* [CHALLENGE]: Word for word, transcribe the lines below and drop the pictures.

* [DATA SUPPLIED]:

□ □ □

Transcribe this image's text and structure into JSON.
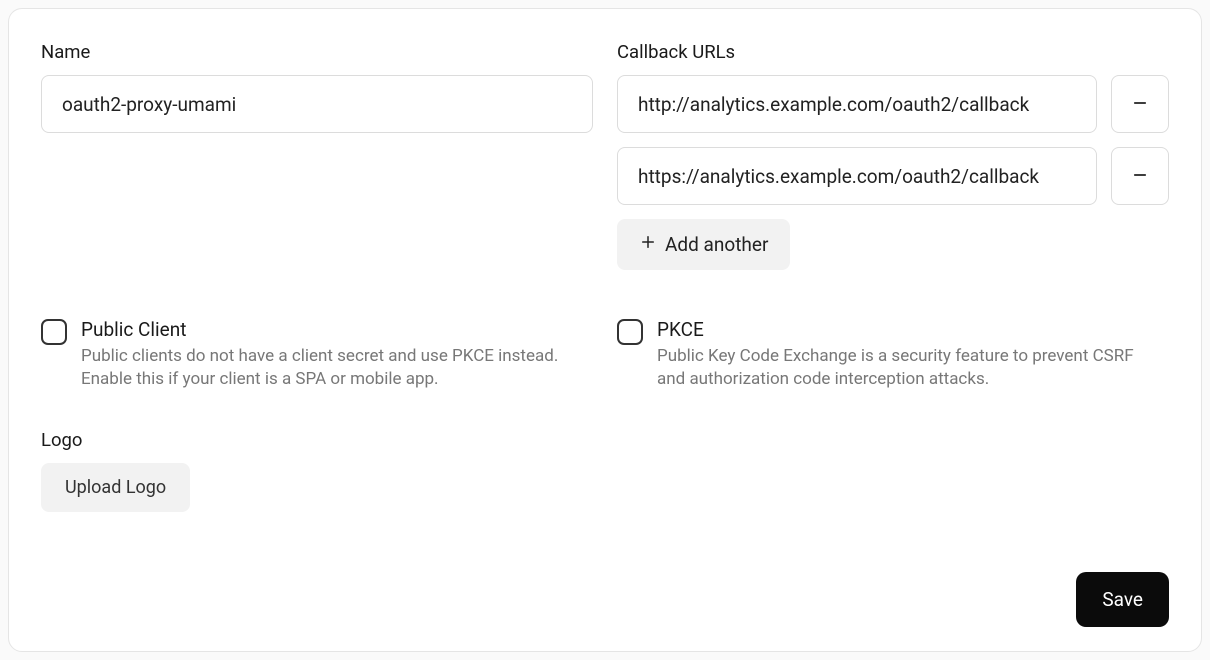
{
  "name": {
    "label": "Name",
    "value": "oauth2-proxy-umami"
  },
  "callback": {
    "label": "Callback URLs",
    "urls": [
      "http://analytics.example.com/oauth2/callback",
      "https://analytics.example.com/oauth2/callback"
    ],
    "add_label": "Add another"
  },
  "public_client": {
    "label": "Public Client",
    "desc": "Public clients do not have a client secret and use PKCE instead. Enable this if your client is a SPA or mobile app.",
    "checked": false
  },
  "pkce": {
    "label": "PKCE",
    "desc": "Public Key Code Exchange is a security feature to prevent CSRF and authorization code interception attacks.",
    "checked": false
  },
  "logo": {
    "label": "Logo",
    "button": "Upload Logo"
  },
  "actions": {
    "save": "Save"
  }
}
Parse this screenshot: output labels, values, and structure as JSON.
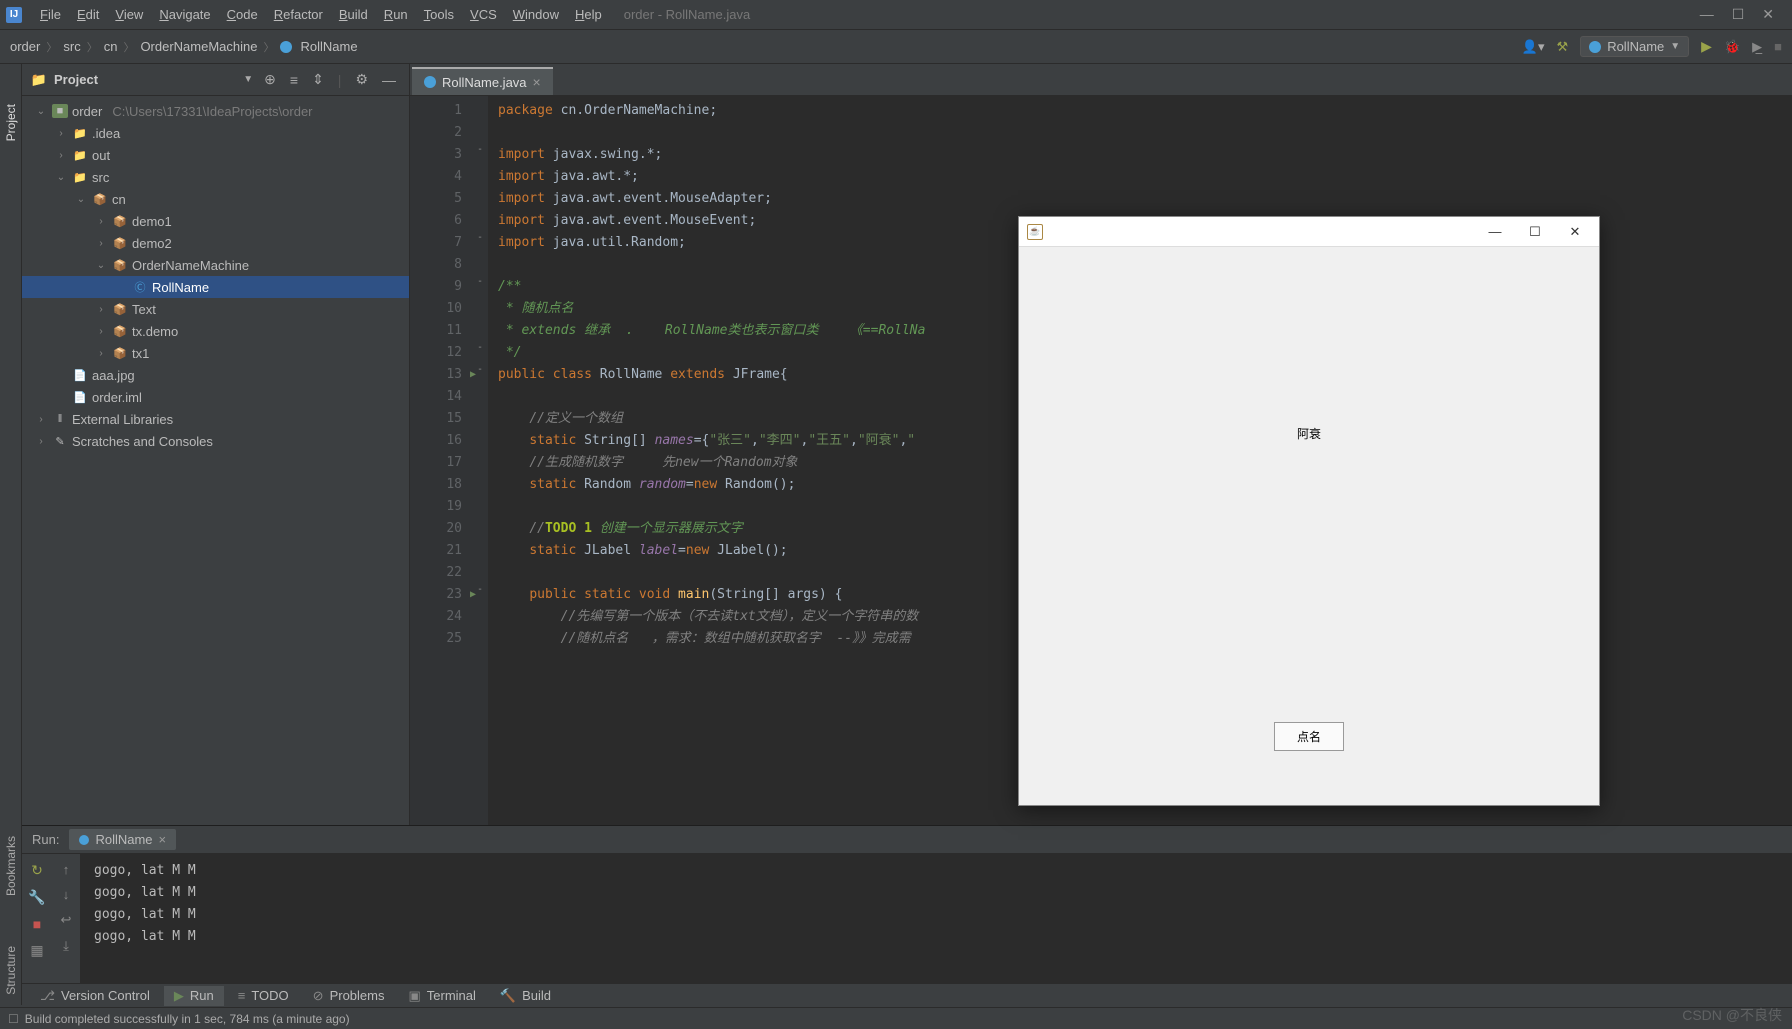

□ □ □

* [EXERCISE ANSWER]:
Transcribe this image's text and structure into JSON.
{
  "name": {
    "label": "Name",
    "value": "oauth2-proxy-umami"
  },
  "callback": {
    "label": "Callback URLs",
    "urls": [
      "http://analytics.example.com/oauth2/callback",
      "https://analytics.example.com/oauth2/callback"
    ],
    "add_label": "Add another"
  },
  "public_client": {
    "label": "Public Client",
    "desc": "Public clients do not have a client secret and use PKCE instead. Enable this if your client is a SPA or mobile app.",
    "checked": false
  },
  "pkce": {
    "label": "PKCE",
    "desc": "Public Key Code Exchange is a security feature to prevent CSRF and authorization code interception attacks.",
    "checked": false
  },
  "logo": {
    "label": "Logo",
    "button": "Upload Logo"
  },
  "actions": {
    "save": "Save"
  }
}
Parse this screenshot: output labels, values, and structure as JSON.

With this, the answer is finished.